### Source records ###

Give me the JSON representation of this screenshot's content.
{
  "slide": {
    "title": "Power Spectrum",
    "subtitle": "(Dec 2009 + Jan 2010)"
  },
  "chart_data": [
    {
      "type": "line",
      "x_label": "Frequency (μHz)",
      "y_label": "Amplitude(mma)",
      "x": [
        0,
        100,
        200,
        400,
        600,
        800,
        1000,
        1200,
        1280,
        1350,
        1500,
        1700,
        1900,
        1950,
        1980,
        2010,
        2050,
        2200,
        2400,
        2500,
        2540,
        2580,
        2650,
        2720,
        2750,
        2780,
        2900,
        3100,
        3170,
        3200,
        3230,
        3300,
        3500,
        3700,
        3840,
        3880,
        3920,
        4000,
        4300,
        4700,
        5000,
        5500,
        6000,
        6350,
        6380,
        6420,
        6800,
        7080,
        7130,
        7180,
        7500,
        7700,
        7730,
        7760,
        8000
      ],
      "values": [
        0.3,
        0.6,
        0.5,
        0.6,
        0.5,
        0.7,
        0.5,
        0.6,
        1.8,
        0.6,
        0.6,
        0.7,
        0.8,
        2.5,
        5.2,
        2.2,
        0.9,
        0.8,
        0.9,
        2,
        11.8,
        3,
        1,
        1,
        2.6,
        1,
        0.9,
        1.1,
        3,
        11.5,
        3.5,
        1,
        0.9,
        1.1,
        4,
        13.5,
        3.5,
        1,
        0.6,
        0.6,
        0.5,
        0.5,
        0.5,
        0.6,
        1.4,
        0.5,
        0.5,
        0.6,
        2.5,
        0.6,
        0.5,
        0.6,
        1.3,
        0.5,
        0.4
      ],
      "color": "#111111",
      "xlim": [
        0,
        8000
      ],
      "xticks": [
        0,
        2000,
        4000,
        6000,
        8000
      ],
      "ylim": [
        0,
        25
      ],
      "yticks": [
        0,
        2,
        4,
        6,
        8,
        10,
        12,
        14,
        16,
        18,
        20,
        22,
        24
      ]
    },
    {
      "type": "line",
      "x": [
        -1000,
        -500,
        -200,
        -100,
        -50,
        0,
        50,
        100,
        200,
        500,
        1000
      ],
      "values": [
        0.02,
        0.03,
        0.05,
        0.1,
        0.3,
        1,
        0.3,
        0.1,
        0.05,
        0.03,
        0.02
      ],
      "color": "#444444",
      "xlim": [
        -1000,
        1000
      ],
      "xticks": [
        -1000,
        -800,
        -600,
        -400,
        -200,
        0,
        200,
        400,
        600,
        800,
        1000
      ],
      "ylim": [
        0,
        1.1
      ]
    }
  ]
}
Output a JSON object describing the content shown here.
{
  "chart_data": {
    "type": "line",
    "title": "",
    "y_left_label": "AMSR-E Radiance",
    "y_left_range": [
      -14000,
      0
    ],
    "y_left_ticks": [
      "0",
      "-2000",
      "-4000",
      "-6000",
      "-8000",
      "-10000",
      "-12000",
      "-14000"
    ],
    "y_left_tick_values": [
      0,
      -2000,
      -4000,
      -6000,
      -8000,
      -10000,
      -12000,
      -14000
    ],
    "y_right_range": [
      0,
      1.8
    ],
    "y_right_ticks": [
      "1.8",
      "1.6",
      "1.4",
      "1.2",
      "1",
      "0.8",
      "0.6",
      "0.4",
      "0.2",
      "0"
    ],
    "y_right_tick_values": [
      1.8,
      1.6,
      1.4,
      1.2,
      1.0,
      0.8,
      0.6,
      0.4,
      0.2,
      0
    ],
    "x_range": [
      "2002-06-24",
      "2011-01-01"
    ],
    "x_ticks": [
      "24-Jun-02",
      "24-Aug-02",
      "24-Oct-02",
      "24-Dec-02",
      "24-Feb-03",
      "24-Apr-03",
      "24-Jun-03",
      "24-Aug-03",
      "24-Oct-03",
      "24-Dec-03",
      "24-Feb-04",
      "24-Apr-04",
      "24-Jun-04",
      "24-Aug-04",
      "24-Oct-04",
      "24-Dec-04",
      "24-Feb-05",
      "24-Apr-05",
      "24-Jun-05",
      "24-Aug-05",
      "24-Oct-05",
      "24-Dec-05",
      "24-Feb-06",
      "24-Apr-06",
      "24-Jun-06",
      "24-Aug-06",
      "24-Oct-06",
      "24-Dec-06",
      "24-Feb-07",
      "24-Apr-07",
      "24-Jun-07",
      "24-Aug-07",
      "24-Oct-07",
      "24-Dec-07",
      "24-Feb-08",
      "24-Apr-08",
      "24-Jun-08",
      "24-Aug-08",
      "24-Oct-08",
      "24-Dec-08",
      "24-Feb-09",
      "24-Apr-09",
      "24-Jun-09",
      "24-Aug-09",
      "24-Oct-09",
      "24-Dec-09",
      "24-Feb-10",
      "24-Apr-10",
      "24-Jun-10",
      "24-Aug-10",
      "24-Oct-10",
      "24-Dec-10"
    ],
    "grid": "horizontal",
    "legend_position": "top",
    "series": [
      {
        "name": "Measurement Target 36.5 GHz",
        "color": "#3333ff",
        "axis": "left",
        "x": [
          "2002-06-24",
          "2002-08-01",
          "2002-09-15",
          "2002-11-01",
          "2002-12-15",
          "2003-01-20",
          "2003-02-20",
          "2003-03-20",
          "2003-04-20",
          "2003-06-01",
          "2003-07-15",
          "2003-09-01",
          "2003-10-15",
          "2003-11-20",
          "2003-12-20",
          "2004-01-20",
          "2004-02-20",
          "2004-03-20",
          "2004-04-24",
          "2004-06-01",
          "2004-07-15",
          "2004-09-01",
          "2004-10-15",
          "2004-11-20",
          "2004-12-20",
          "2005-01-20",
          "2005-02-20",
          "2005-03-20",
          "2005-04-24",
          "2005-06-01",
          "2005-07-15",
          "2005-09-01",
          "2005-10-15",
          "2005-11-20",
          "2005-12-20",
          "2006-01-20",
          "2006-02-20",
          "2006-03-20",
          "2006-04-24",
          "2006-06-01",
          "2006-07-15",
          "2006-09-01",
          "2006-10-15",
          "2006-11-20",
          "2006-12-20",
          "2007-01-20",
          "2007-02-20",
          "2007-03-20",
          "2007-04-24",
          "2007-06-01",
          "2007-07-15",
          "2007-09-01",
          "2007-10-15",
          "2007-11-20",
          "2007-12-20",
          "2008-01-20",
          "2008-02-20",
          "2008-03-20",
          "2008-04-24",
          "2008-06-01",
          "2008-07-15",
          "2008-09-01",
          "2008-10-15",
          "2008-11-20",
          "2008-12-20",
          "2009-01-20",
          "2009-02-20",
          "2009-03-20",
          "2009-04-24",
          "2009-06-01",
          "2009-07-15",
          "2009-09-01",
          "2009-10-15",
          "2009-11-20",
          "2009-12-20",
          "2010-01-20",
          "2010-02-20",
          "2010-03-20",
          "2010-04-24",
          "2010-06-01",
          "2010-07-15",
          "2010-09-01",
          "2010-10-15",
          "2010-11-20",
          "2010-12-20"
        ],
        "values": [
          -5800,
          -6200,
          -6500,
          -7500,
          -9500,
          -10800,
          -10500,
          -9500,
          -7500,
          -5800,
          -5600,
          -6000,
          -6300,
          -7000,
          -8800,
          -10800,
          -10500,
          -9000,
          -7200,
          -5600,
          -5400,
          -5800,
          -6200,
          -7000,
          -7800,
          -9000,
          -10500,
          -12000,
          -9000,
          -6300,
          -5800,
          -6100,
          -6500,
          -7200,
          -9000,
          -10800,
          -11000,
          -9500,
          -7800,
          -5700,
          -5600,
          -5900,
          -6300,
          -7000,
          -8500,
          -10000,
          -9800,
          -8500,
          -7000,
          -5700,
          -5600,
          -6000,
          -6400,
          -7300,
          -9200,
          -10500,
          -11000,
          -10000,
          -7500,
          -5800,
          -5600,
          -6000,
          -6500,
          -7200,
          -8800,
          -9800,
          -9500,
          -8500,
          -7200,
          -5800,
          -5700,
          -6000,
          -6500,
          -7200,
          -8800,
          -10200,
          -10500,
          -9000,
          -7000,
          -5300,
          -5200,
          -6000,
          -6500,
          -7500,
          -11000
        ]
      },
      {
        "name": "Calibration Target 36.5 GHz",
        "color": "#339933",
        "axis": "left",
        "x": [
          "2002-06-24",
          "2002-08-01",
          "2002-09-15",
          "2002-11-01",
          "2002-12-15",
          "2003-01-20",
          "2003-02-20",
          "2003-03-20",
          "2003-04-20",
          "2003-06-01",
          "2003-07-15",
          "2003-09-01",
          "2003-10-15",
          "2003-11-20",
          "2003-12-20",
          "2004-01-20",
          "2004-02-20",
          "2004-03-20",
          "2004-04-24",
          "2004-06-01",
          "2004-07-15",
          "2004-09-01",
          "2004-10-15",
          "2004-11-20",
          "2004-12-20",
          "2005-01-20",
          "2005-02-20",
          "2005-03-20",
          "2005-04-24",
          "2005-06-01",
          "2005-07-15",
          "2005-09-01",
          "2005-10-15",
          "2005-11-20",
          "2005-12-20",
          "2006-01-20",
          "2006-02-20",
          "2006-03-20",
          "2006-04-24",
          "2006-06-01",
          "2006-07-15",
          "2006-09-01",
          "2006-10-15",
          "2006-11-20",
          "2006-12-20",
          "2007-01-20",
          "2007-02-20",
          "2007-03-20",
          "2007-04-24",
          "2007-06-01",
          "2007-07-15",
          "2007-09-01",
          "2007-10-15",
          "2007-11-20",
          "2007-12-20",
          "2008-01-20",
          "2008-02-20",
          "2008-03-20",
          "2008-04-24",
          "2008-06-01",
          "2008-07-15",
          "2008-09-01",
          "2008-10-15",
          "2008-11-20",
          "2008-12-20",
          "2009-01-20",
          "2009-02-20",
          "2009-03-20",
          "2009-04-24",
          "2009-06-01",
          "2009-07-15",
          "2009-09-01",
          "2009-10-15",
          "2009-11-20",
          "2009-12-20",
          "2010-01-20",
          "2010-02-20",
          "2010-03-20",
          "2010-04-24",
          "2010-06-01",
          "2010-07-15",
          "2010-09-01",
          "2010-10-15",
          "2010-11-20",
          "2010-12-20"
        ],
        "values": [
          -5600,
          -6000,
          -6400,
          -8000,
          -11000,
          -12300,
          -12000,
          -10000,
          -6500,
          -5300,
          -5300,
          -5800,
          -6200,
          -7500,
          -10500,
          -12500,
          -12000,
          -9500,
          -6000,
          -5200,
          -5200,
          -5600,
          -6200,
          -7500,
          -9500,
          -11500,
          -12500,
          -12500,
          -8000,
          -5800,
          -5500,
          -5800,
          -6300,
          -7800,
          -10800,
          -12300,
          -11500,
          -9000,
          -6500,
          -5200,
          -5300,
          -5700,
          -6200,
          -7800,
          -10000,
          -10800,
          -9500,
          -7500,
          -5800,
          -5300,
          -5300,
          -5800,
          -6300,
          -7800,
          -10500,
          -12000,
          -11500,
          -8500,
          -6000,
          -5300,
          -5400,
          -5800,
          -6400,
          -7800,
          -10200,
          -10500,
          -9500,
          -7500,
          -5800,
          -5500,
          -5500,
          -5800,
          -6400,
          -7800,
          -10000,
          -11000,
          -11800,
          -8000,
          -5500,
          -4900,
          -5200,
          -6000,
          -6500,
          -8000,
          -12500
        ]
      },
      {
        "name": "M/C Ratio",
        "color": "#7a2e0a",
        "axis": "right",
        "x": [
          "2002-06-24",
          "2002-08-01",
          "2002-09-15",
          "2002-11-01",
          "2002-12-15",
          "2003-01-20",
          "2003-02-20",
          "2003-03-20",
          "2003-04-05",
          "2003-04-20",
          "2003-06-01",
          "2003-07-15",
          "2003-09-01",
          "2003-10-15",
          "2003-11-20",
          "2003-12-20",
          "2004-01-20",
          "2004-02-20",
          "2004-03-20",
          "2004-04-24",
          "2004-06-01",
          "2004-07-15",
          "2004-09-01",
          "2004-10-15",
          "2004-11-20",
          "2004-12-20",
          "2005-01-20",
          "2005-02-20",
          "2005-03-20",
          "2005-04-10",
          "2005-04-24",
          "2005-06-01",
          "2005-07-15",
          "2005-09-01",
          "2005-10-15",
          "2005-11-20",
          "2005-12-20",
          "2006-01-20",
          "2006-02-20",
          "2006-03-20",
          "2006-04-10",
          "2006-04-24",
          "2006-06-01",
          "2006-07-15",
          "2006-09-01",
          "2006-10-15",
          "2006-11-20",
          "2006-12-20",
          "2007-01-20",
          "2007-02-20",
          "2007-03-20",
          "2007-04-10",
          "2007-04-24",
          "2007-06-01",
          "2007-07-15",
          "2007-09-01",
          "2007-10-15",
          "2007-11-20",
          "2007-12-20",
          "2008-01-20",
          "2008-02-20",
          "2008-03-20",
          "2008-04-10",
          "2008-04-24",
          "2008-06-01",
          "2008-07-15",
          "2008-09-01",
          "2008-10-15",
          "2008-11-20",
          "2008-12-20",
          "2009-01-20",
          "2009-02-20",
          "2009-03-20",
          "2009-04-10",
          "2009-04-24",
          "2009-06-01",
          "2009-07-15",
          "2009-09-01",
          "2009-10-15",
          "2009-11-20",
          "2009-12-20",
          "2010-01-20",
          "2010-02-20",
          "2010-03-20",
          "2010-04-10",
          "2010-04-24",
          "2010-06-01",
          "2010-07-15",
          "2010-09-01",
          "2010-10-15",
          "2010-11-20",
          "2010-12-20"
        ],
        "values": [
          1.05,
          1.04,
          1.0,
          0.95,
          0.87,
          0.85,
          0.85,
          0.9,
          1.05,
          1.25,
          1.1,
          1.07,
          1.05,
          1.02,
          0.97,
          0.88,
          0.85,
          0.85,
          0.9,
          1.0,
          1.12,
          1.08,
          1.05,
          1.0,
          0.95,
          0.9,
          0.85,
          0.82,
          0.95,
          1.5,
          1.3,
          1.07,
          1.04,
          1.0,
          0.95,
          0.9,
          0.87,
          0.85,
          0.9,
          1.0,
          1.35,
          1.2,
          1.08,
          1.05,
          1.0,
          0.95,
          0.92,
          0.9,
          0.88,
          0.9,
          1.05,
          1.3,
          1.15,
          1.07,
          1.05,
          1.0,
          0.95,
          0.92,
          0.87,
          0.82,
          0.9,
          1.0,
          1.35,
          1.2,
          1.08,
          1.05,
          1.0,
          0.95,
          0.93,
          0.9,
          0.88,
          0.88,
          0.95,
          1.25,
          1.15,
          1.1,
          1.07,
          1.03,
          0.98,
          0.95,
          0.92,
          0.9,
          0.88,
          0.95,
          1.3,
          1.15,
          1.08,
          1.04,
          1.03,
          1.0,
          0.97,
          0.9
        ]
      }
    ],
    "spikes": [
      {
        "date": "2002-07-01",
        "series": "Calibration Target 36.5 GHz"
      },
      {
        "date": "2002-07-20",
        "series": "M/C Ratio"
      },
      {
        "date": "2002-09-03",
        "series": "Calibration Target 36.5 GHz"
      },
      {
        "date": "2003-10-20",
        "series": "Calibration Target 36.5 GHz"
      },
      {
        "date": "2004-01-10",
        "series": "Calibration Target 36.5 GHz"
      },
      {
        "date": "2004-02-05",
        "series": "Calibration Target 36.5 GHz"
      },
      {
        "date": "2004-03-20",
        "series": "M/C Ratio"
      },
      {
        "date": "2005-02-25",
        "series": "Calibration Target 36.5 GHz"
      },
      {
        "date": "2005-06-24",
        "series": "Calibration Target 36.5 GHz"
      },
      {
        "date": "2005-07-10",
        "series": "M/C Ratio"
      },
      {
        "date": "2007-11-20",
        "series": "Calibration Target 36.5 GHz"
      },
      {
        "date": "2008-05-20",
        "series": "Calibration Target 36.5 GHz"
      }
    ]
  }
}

###
### Source records ###

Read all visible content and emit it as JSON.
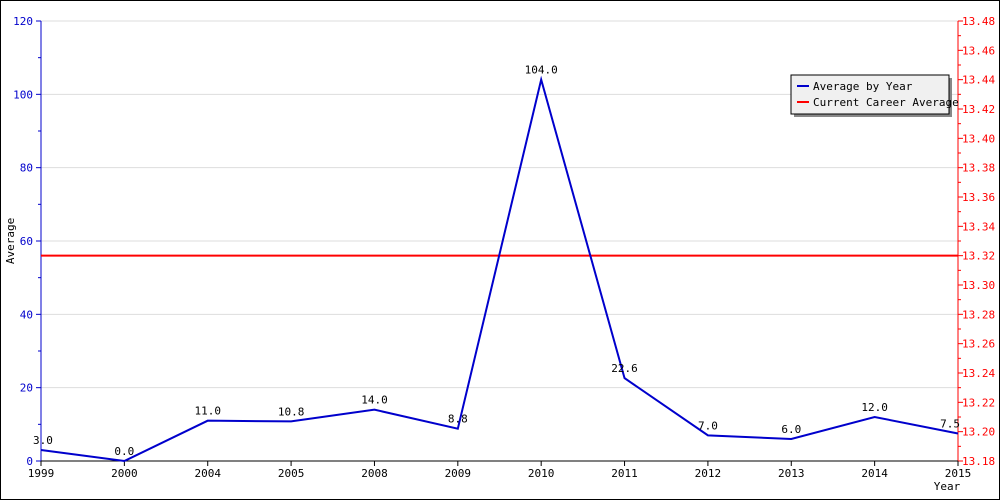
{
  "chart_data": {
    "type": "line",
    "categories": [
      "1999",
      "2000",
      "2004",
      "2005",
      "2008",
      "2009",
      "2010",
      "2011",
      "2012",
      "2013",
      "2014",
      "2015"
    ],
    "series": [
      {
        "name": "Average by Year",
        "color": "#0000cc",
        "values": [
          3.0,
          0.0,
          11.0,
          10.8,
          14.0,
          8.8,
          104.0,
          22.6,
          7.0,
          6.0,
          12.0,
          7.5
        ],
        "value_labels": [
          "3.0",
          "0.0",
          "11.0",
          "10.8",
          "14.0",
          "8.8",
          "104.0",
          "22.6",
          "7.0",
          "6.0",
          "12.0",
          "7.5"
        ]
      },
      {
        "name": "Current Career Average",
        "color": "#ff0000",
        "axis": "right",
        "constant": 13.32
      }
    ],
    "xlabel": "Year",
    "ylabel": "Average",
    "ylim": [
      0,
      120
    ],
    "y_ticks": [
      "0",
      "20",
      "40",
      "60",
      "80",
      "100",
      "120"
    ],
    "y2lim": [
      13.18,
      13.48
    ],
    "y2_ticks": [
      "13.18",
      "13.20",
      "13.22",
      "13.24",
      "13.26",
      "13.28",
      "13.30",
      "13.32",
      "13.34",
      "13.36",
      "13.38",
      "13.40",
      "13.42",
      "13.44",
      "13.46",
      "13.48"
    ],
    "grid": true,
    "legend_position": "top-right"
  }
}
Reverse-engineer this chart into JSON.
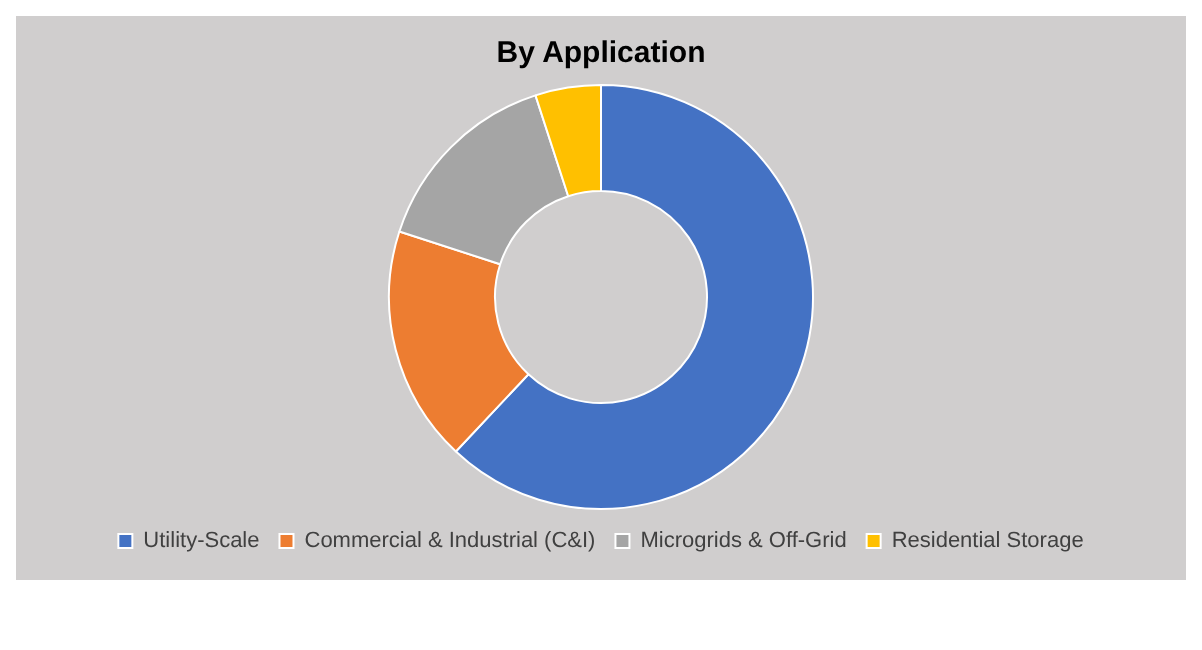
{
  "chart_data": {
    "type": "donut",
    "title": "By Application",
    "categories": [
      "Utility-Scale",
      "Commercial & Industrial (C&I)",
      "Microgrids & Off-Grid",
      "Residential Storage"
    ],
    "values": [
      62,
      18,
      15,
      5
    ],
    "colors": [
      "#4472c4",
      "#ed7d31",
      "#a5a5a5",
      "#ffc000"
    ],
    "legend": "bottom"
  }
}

###

### Task details
Which lines hold the word "name"? Copy all of them.

### Written answer
        "name": "Measurement Target 36.5 GHz",
        "name": "Calibration Target 36.5 GHz",
        "name": "M/C Ratio",
        "name": "Average by Year",
        "name": "Current Career Average",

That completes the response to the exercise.